▶ _WHAT TO WORK ON_
Extract, from the records beneath this instruction, each line that contains the word "JSON".

▶ _MATERIALS PROVIDED_
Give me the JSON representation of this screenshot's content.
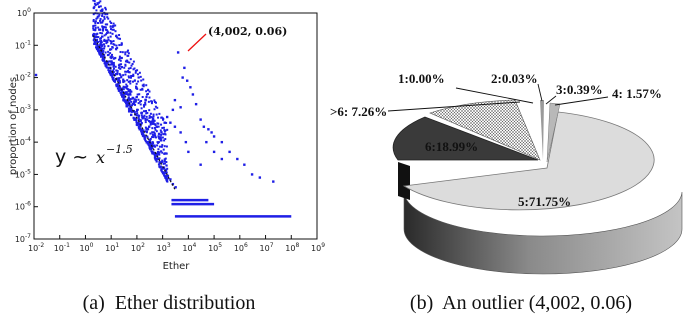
{
  "chart_data": [
    {
      "type": "scatter",
      "xlabel": "Ether",
      "ylabel": "proportion of nodes",
      "x_scale": "log",
      "y_scale": "log",
      "xlim": [
        0.01,
        1000000000
      ],
      "ylim": [
        1e-07,
        1
      ],
      "x_ticks": [
        {
          "base": "10",
          "exp": "-2"
        },
        {
          "base": "10",
          "exp": "-1"
        },
        {
          "base": "10",
          "exp": "0"
        },
        {
          "base": "10",
          "exp": "1"
        },
        {
          "base": "10",
          "exp": "2"
        },
        {
          "base": "10",
          "exp": "3"
        },
        {
          "base": "10",
          "exp": "4"
        },
        {
          "base": "10",
          "exp": "5"
        },
        {
          "base": "10",
          "exp": "6"
        },
        {
          "base": "10",
          "exp": "7"
        },
        {
          "base": "10",
          "exp": "8"
        },
        {
          "base": "10",
          "exp": "9"
        }
      ],
      "y_ticks": [
        {
          "base": "10",
          "exp": "-7"
        },
        {
          "base": "10",
          "exp": "-6"
        },
        {
          "base": "10",
          "exp": "-5"
        },
        {
          "base": "10",
          "exp": "-4"
        },
        {
          "base": "10",
          "exp": "-3"
        },
        {
          "base": "10",
          "exp": "-2"
        },
        {
          "base": "10",
          "exp": "-1"
        },
        {
          "base": "10",
          "exp": "0"
        }
      ],
      "fit": {
        "label_prefix": "y ~ ",
        "label_base": "x",
        "label_exp": "−1.5",
        "slope": -1.5
      },
      "annotation": {
        "text": "(4,002, 0.06)",
        "x": 4002,
        "y": 0.06
      },
      "series_color": "#1f1fe6",
      "points": [
        [
          0.012,
          0.012
        ],
        [
          2.0,
          0.2
        ],
        [
          4,
          0.08
        ],
        [
          5,
          0.045
        ],
        [
          6,
          0.03
        ],
        [
          8,
          0.02
        ],
        [
          10,
          0.012
        ],
        [
          13,
          0.008
        ],
        [
          16,
          0.006
        ],
        [
          20,
          0.004
        ],
        [
          25,
          0.003
        ],
        [
          30,
          0.002
        ],
        [
          40,
          0.0013
        ],
        [
          50,
          0.0009
        ],
        [
          60,
          0.0007
        ],
        [
          80,
          0.0005
        ],
        [
          100,
          0.00035
        ],
        [
          130,
          0.00025
        ],
        [
          160,
          0.00018
        ],
        [
          200,
          0.00013
        ],
        [
          250,
          0.0001
        ],
        [
          320,
          7e-05
        ],
        [
          400,
          5e-05
        ],
        [
          500,
          4e-05
        ],
        [
          650,
          3e-05
        ],
        [
          800,
          2.2e-05
        ],
        [
          1000,
          1.6e-05
        ],
        [
          1300,
          1.2e-05
        ],
        [
          1600,
          9e-06
        ],
        [
          2000,
          7e-06
        ],
        [
          2500,
          5e-06
        ],
        [
          3200,
          4e-06
        ],
        [
          4002,
          0.06
        ],
        [
          7000,
          0.02
        ],
        [
          6000,
          0.01
        ],
        [
          9000,
          0.008
        ],
        [
          12000,
          0.005
        ],
        [
          15000,
          0.003
        ],
        [
          20000,
          0.0015
        ],
        [
          3000,
          0.002
        ],
        [
          2500,
          0.001
        ],
        [
          5000,
          0.0012
        ],
        [
          30000,
          0.0005
        ],
        [
          40000,
          0.0003
        ],
        [
          60000,
          0.00025
        ],
        [
          80000,
          0.0002
        ],
        [
          100000,
          0.00015
        ],
        [
          200000,
          0.0001
        ],
        [
          400000,
          5e-05
        ],
        [
          800000,
          3e-05
        ],
        [
          1500000,
          2e-05
        ],
        [
          3000000,
          1e-05
        ],
        [
          6000000,
          8e-06
        ],
        [
          20000000,
          6e-06
        ],
        [
          50000,
          0.0001
        ],
        [
          100000,
          5e-05
        ],
        [
          200000,
          3e-05
        ],
        [
          30000,
          2e-05
        ],
        [
          10000,
          5e-05
        ],
        [
          8000,
          0.0001
        ],
        [
          5000,
          0.0002
        ],
        [
          3000,
          0.0003
        ],
        [
          2000,
          0.0004
        ],
        [
          1500,
          0.0006
        ],
        [
          1200,
          0.0004
        ],
        [
          900,
          0.0002
        ],
        [
          700,
          0.00015
        ],
        [
          600,
          0.0003
        ],
        [
          400,
          0.0002
        ],
        [
          300,
          0.0003
        ],
        [
          250,
          0.0005
        ],
        [
          180,
          0.0006
        ],
        [
          150,
          0.0008
        ],
        [
          120,
          0.0005
        ]
      ],
      "bands": [
        {
          "y": 1.6e-06,
          "x_min": 2200,
          "x_max": 60000
        },
        {
          "y": 1.2e-06,
          "x_min": 2200,
          "x_max": 100000
        },
        {
          "y": 5e-07,
          "x_min": 3000,
          "x_max": 100000000
        }
      ]
    },
    {
      "type": "pie",
      "slices": [
        {
          "label": "5:71.75%",
          "value": 71.75,
          "color": "#d8d8d8"
        },
        {
          "label": "6:18.99%",
          "value": 18.99,
          "color": "#3a3a3a"
        },
        {
          "label": ">6: 7.26%",
          "value": 7.26,
          "color": "#f2f2f2"
        },
        {
          "label": "1:0.00%",
          "value": 0.0,
          "color": "#ffffff"
        },
        {
          "label": "2:0.03%",
          "value": 0.03,
          "color": "#bcbcbc"
        },
        {
          "label": "3:0.39%",
          "value": 0.39,
          "color": "#9a9a9a"
        },
        {
          "label": "4: 1.57%",
          "value": 1.57,
          "color": "#c8c8c8"
        }
      ]
    }
  ],
  "captions": {
    "left": "(a)  Ether distribution",
    "right": "(b)  An outlier (4,002, 0.06)"
  }
}
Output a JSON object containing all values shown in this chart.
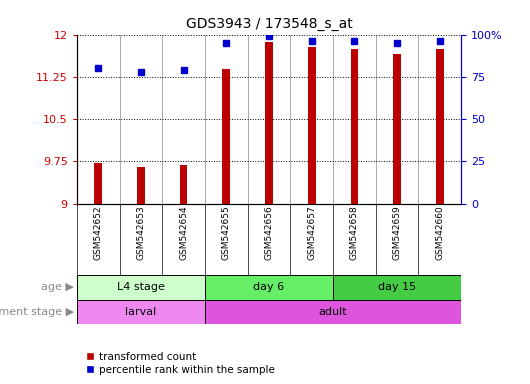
{
  "title": "GDS3943 / 173548_s_at",
  "samples": [
    "GSM542652",
    "GSM542653",
    "GSM542654",
    "GSM542655",
    "GSM542656",
    "GSM542657",
    "GSM542658",
    "GSM542659",
    "GSM542660"
  ],
  "transformed_count": [
    9.72,
    9.65,
    9.68,
    11.38,
    11.87,
    11.78,
    11.75,
    11.65,
    11.75
  ],
  "percentile_rank": [
    80,
    78,
    79,
    95,
    99,
    96,
    96,
    95,
    96
  ],
  "ylim_left": [
    9,
    12
  ],
  "ylim_right": [
    0,
    100
  ],
  "yticks_left": [
    9,
    9.75,
    10.5,
    11.25,
    12
  ],
  "yticks_right": [
    0,
    25,
    50,
    75,
    100
  ],
  "bar_color": "#bb0000",
  "dot_color": "#0000cc",
  "age_groups": [
    {
      "label": "L4 stage",
      "start": 0,
      "end": 3,
      "color": "#ccffcc"
    },
    {
      "label": "day 6",
      "start": 3,
      "end": 6,
      "color": "#66ee66"
    },
    {
      "label": "day 15",
      "start": 6,
      "end": 9,
      "color": "#44cc44"
    }
  ],
  "dev_groups": [
    {
      "label": "larval",
      "start": 0,
      "end": 3,
      "color": "#ee88ee"
    },
    {
      "label": "adult",
      "start": 3,
      "end": 9,
      "color": "#dd55dd"
    }
  ],
  "age_label": "age",
  "dev_label": "development stage",
  "legend_count_label": "transformed count",
  "legend_pct_label": "percentile rank within the sample",
  "grid_color": "#000000",
  "axis_color_left": "#cc0000",
  "axis_color_right": "#0000cc",
  "background_color": "#ffffff"
}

▶ _THE SOLUTION_
Give me the JSON representation of this screenshot's content.
Output a JSON object containing all values shown in this chart.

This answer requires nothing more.